>> Begin MATERIAL FOR THIS EXERCISE

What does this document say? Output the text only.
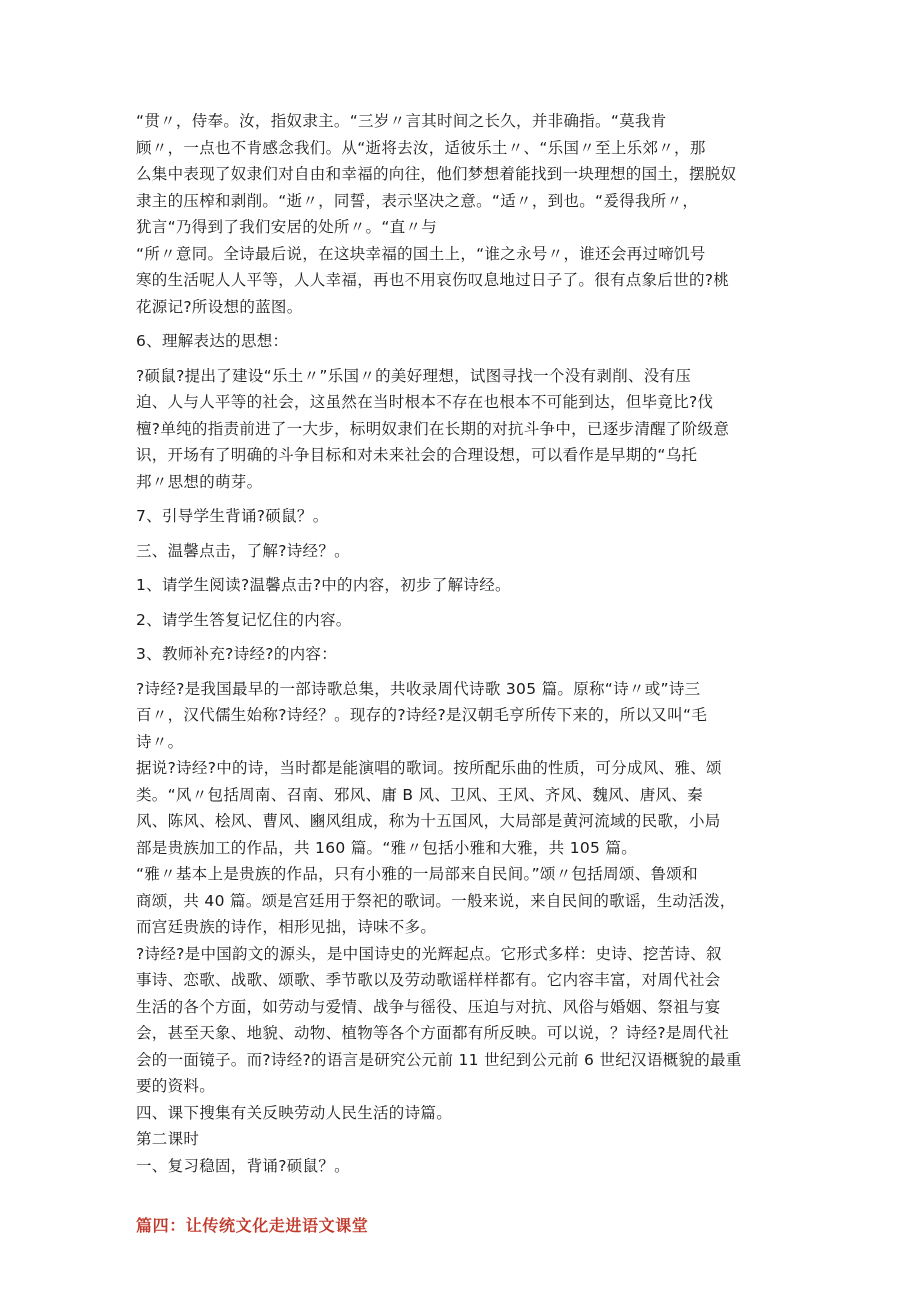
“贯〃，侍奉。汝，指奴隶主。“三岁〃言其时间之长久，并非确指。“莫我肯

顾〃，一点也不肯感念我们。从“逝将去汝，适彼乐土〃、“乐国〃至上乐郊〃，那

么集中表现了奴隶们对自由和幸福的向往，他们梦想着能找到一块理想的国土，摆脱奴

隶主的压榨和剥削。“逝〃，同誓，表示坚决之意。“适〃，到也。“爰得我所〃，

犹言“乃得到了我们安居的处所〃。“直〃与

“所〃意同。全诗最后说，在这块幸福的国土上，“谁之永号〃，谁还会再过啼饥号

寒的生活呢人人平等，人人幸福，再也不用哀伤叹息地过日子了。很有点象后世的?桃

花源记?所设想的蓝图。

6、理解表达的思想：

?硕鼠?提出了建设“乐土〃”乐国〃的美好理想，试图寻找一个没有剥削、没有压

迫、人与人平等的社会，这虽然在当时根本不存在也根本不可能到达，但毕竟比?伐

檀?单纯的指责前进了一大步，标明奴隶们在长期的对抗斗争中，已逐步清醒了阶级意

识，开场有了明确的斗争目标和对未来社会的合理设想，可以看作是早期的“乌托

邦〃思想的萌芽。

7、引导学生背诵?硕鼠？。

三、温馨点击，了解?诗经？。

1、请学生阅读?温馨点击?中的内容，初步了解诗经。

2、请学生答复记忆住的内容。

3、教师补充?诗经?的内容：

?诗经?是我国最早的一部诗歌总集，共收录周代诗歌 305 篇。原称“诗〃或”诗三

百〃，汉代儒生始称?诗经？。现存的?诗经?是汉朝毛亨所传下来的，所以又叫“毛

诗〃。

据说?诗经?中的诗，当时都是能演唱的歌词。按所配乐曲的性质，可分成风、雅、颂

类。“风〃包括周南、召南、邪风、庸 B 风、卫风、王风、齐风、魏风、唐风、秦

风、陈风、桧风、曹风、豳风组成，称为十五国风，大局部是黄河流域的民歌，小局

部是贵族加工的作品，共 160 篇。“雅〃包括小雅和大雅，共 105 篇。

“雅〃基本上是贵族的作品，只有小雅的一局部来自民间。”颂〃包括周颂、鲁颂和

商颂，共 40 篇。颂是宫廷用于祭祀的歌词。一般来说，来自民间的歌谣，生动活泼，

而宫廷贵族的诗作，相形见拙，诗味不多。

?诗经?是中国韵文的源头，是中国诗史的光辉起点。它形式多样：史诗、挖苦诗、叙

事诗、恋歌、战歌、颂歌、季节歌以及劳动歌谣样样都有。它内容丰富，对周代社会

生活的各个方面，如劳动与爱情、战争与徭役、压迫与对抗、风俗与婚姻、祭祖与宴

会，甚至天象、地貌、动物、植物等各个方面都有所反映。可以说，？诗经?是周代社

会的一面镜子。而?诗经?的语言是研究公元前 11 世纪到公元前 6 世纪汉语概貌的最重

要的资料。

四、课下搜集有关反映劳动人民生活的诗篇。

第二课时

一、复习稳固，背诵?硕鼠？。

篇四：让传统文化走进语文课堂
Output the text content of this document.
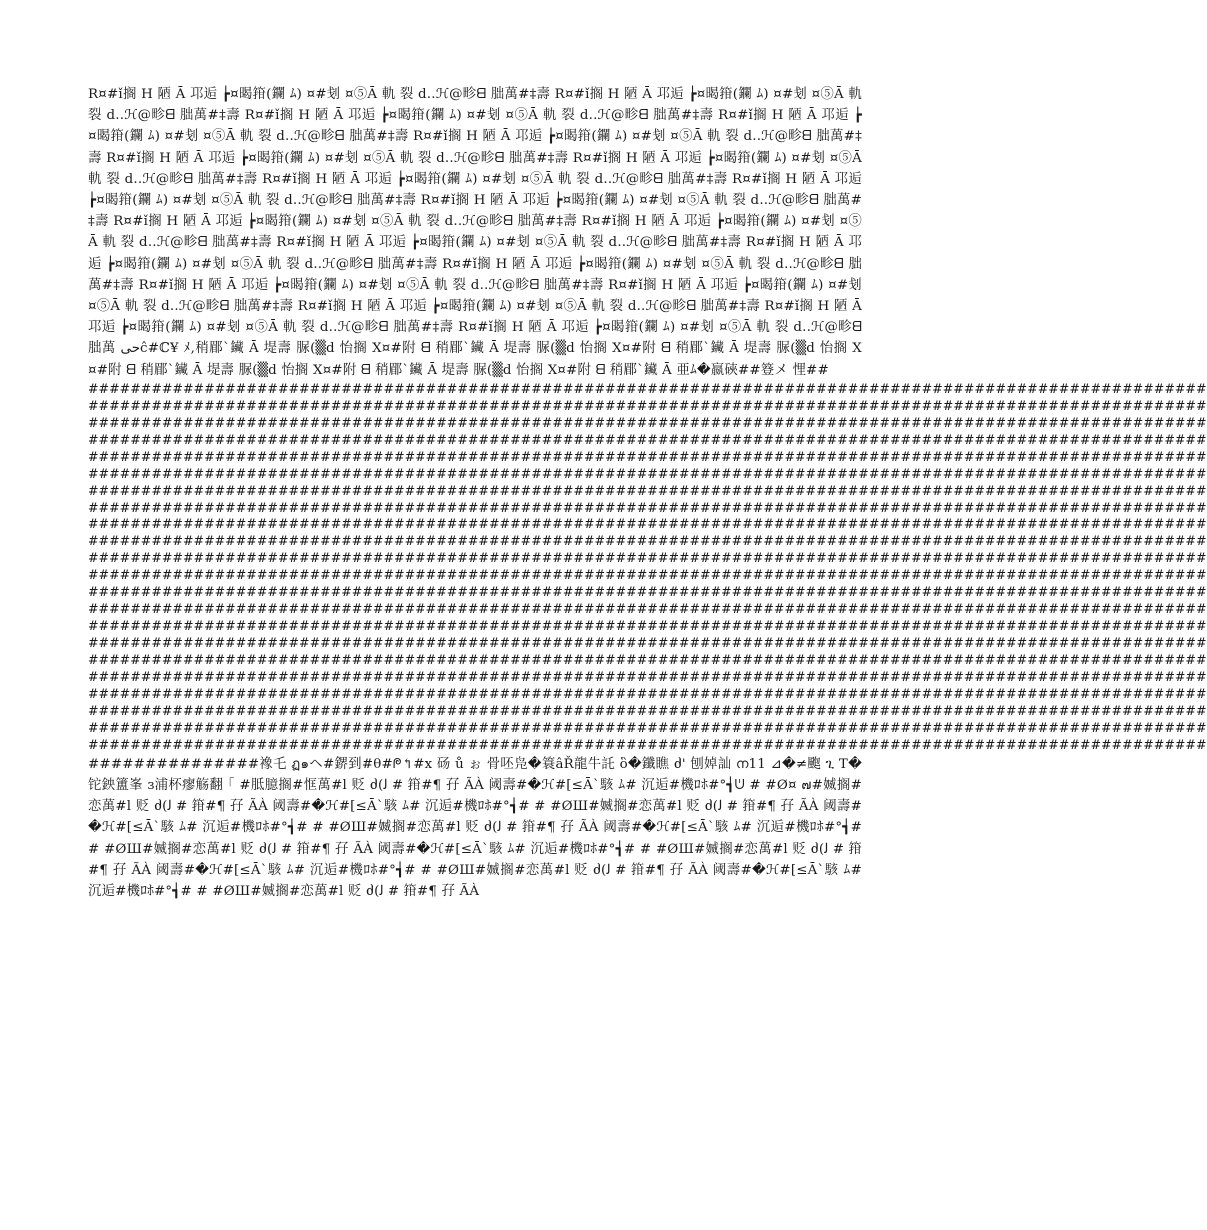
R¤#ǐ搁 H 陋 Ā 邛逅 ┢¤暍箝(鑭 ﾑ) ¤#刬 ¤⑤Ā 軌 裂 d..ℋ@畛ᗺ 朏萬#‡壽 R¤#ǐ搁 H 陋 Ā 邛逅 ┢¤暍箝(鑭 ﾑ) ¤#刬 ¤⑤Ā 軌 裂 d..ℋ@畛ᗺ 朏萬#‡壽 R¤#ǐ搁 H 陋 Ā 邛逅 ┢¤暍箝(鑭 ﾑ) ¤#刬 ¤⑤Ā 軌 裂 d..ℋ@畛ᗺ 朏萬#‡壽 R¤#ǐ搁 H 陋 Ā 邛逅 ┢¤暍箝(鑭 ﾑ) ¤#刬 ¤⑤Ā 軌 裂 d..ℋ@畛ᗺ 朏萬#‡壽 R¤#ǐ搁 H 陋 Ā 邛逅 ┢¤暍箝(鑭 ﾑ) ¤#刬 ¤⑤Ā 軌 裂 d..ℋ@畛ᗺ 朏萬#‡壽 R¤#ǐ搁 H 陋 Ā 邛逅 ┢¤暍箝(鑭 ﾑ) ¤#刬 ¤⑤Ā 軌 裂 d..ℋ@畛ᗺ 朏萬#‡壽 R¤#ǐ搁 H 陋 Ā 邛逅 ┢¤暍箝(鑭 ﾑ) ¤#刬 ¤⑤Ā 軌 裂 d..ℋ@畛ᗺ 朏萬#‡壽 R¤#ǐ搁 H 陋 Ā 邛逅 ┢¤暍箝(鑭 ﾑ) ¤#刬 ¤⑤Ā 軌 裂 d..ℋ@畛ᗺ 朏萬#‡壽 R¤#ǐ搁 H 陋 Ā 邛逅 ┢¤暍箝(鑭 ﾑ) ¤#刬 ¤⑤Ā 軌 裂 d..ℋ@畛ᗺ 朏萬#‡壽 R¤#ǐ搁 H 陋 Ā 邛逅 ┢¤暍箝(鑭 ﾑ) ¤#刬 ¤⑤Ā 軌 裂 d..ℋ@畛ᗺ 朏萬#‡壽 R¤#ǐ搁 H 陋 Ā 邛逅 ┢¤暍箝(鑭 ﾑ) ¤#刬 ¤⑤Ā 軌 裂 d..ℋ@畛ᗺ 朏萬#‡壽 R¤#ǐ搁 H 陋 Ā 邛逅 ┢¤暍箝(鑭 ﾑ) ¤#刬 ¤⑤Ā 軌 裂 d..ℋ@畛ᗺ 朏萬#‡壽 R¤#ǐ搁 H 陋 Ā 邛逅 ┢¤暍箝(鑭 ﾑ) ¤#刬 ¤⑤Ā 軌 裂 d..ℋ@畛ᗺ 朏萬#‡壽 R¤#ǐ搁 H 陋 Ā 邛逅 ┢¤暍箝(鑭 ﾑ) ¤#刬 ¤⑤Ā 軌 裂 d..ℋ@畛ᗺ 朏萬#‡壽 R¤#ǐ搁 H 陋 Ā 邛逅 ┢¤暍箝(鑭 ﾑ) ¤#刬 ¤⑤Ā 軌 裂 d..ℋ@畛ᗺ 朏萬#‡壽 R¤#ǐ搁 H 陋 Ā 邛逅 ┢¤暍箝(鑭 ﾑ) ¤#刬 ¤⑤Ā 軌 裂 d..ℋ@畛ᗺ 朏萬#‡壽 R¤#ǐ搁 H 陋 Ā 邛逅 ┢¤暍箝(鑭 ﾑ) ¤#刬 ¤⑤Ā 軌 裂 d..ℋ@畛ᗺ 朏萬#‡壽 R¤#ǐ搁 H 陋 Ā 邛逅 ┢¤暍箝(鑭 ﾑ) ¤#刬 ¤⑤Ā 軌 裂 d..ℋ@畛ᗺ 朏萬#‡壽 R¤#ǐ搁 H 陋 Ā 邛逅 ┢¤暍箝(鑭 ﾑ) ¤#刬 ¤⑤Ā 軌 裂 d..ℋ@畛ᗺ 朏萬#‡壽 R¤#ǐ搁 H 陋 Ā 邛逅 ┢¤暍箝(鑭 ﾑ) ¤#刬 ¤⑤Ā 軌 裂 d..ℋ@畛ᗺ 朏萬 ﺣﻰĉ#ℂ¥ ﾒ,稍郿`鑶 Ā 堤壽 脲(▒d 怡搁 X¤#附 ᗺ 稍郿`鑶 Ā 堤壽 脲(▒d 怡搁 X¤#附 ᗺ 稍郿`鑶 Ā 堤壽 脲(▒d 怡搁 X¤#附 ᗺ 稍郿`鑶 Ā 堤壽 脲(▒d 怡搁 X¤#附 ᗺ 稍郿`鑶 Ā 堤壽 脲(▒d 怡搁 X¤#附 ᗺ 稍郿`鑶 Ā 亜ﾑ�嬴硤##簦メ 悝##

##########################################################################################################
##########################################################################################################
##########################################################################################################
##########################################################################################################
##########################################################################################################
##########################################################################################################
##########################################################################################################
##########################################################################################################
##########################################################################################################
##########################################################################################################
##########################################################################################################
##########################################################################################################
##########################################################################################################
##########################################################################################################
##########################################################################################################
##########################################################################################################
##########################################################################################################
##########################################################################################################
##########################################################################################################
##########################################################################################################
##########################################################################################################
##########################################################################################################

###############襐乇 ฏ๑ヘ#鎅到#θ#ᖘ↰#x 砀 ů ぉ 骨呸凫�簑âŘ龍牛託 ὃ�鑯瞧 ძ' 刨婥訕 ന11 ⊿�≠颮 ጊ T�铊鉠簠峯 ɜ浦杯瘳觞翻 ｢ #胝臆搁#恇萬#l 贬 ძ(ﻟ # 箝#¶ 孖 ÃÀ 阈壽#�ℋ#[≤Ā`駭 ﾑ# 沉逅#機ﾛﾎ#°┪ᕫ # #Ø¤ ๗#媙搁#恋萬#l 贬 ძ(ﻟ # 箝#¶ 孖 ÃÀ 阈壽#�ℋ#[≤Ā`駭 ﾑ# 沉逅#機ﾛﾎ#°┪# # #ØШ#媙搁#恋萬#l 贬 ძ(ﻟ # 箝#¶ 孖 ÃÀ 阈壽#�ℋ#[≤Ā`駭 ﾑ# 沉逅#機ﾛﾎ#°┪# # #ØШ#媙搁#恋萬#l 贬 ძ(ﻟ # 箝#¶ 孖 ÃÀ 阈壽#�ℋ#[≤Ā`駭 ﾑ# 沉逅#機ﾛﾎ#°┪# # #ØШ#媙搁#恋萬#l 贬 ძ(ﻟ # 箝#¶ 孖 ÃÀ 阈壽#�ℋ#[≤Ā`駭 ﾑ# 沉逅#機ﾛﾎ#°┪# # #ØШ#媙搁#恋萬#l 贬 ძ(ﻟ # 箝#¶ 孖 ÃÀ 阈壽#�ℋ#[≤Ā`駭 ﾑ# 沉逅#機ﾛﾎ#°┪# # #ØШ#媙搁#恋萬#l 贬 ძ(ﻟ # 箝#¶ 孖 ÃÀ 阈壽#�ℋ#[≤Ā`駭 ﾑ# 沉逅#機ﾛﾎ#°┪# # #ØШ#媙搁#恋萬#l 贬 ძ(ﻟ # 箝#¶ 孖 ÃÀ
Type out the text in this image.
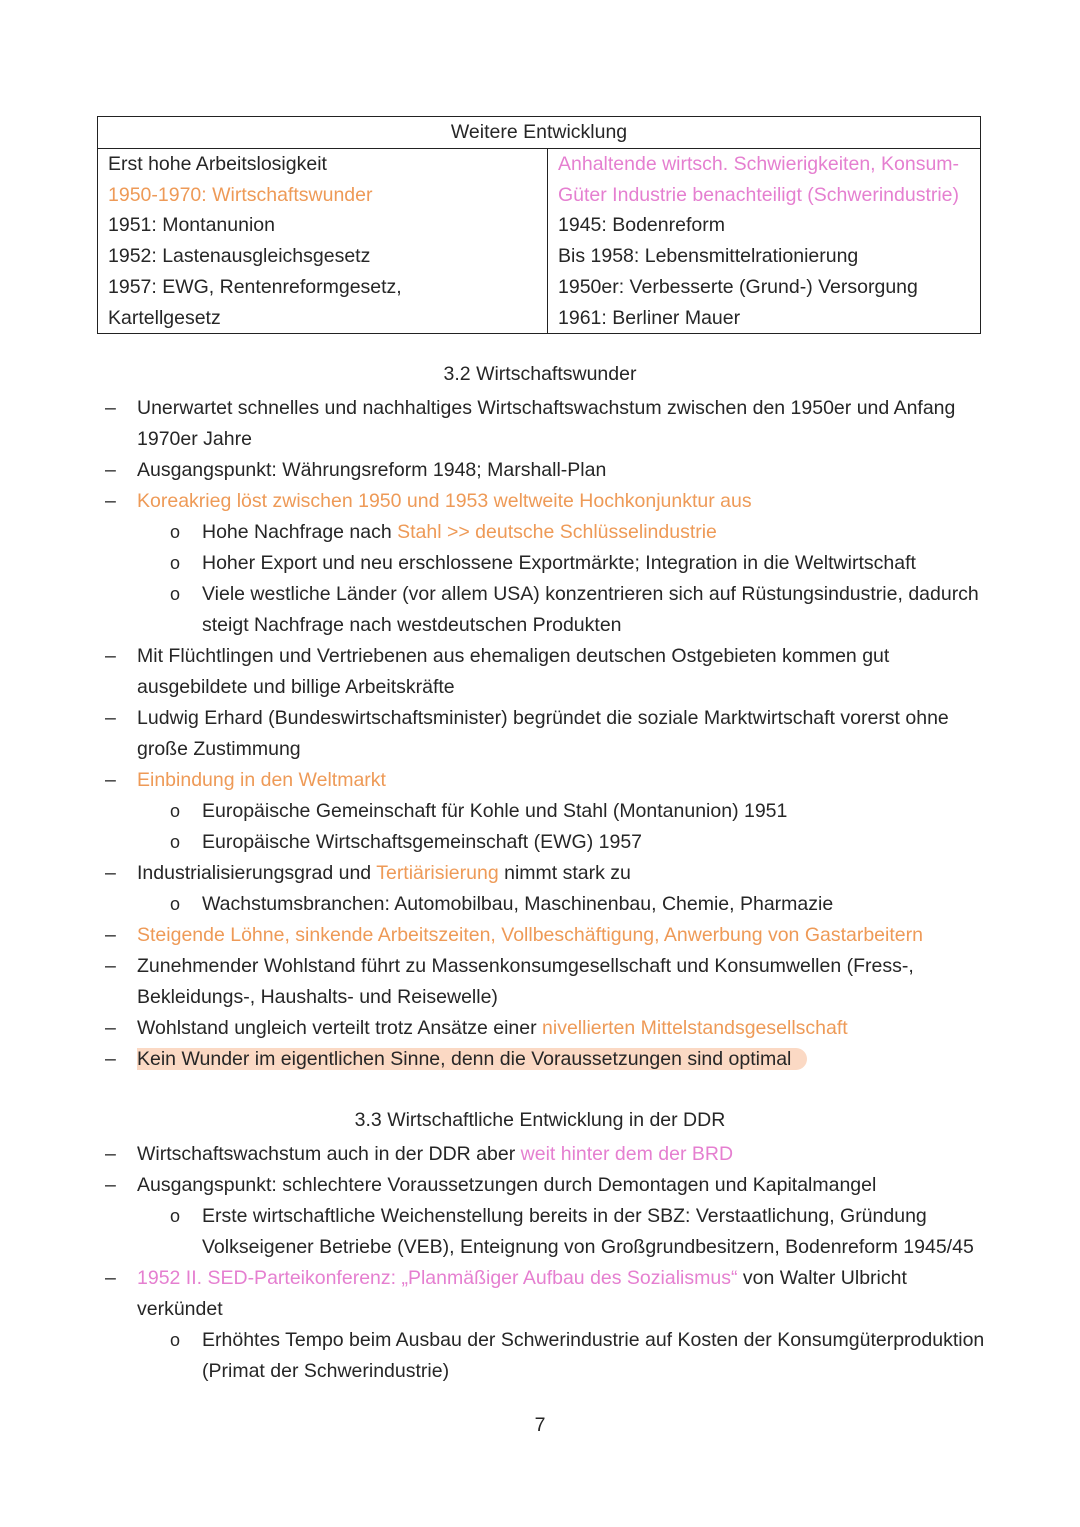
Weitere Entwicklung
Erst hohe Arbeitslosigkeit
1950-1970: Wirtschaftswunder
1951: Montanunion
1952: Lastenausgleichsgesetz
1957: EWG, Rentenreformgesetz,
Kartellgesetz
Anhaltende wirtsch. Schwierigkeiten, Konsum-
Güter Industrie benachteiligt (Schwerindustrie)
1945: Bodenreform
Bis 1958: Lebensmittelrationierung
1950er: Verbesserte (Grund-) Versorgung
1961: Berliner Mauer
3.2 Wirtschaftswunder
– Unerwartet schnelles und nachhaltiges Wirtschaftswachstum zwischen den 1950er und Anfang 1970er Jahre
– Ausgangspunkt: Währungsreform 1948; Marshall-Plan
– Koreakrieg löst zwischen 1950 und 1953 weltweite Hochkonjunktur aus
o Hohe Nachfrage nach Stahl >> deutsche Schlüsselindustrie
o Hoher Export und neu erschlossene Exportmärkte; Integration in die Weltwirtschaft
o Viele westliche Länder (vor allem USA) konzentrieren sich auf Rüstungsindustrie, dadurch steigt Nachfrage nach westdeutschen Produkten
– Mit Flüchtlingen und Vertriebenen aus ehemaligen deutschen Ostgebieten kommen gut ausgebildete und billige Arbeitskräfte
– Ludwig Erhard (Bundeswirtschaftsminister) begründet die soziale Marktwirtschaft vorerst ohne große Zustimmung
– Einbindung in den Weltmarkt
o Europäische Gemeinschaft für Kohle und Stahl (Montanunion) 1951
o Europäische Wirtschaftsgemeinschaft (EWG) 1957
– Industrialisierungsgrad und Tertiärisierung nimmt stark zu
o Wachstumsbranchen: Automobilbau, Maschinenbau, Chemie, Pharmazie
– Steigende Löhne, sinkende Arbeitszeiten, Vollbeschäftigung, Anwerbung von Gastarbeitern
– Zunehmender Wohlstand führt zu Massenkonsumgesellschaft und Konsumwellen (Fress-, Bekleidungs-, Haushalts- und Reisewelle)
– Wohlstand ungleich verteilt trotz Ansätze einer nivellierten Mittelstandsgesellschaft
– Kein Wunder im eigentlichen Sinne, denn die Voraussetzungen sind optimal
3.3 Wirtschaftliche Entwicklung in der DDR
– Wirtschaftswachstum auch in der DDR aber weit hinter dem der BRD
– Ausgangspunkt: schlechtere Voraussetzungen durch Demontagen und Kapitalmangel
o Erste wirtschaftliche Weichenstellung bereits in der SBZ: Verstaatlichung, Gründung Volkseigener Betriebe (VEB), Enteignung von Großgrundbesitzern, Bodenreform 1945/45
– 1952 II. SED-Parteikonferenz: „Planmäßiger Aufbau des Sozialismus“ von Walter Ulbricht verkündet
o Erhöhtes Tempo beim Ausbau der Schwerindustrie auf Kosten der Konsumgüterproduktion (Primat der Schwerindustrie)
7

>> End MATERIAL FOR THIS EXERCISE

TASK DIRECTIONS:
Select the lines in this material that hold the word "Stahl", leaving none out.

EXPECTED ANSWER:
o Hohe Nachfrage nach Stahl >> deutsche Schlüsselindustrie
o Europäische Gemeinschaft für Kohle und Stahl (Montanunion) 1951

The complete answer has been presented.